Task directions => Pictures aside, repeat every entry exactly.

## Start Information supplied

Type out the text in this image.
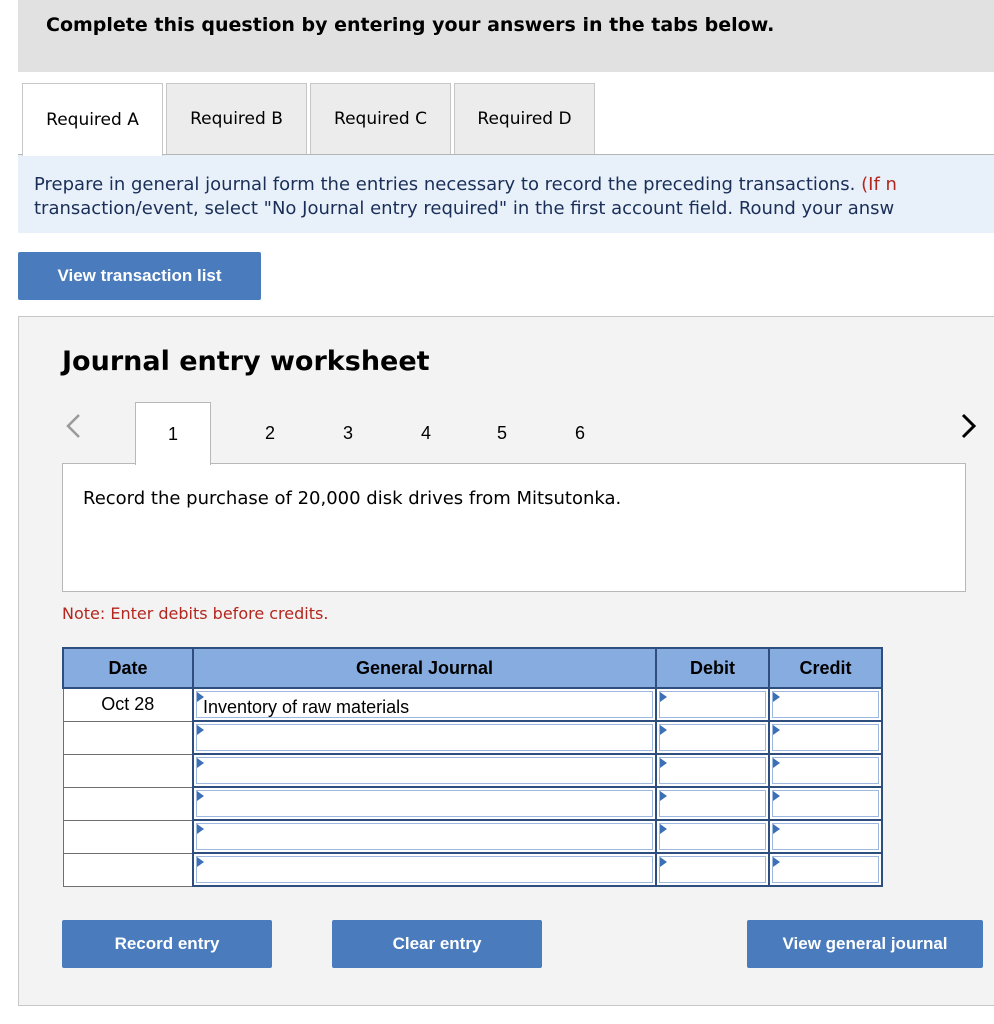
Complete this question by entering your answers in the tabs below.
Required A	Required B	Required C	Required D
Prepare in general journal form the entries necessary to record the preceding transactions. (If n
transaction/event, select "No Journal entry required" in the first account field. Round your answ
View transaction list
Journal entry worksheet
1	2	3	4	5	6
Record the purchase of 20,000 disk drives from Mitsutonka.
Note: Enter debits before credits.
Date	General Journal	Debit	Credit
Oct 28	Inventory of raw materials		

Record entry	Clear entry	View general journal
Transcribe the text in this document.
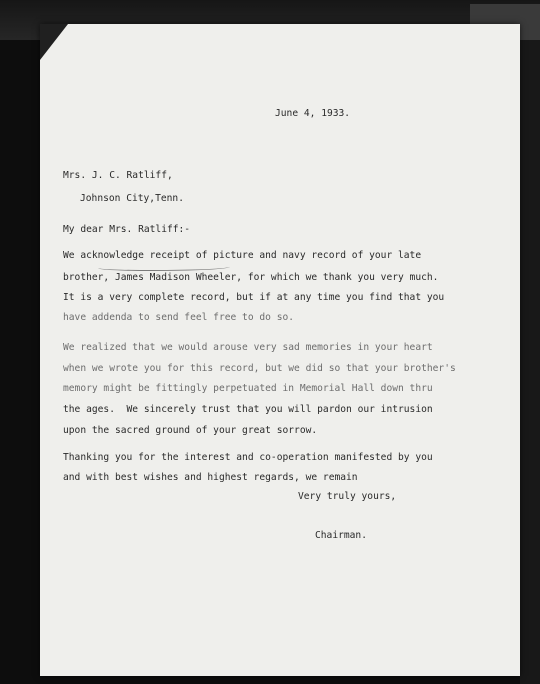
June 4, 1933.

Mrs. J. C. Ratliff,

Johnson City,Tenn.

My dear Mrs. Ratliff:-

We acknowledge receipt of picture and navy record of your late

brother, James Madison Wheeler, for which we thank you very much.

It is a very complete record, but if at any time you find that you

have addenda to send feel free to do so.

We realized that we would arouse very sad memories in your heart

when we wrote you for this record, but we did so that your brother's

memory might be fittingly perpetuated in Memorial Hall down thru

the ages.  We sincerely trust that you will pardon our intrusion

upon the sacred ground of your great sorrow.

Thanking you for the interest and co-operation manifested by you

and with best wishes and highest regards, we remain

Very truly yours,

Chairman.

## End Information supplied

Exercise response =>
Type out the text in this image.
Complete this question by entering your answers in the tabs below.
Required A	Required B	Required C	Required D
Prepare in general journal form the entries necessary to record the preceding transactions. (If n
transaction/event, select "No Journal entry required" in the first account field. Round your answ
View transaction list
Journal entry worksheet
1	2	3	4	5	6
Record the purchase of 20,000 disk drives from Mitsutonka.
Note: Enter debits before credits.
Date	General Journal	Debit	Credit
Oct 28	Inventory of raw materials		

Record entry	Clear entry	View general journal
Transcribe the text in this document.
June 4, 1933.

Mrs. J. C. Ratliff,

Johnson City,Tenn.

My dear Mrs. Ratliff:-

We acknowledge receipt of picture and navy record of your late

brother, James Madison Wheeler, for which we thank you very much.

It is a very complete record, but if at any time you find that you

have addenda to send feel free to do so.

We realized that we would arouse very sad memories in your heart

when we wrote you for this record, but we did so that your brother's

memory might be fittingly perpetuated in Memorial Hall down thru

the ages.  We sincerely trust that you will pardon our intrusion

upon the sacred ground of your great sorrow.

Thanking you for the interest and co-operation manifested by you

and with best wishes and highest regards, we remain

Very truly yours,

Chairman.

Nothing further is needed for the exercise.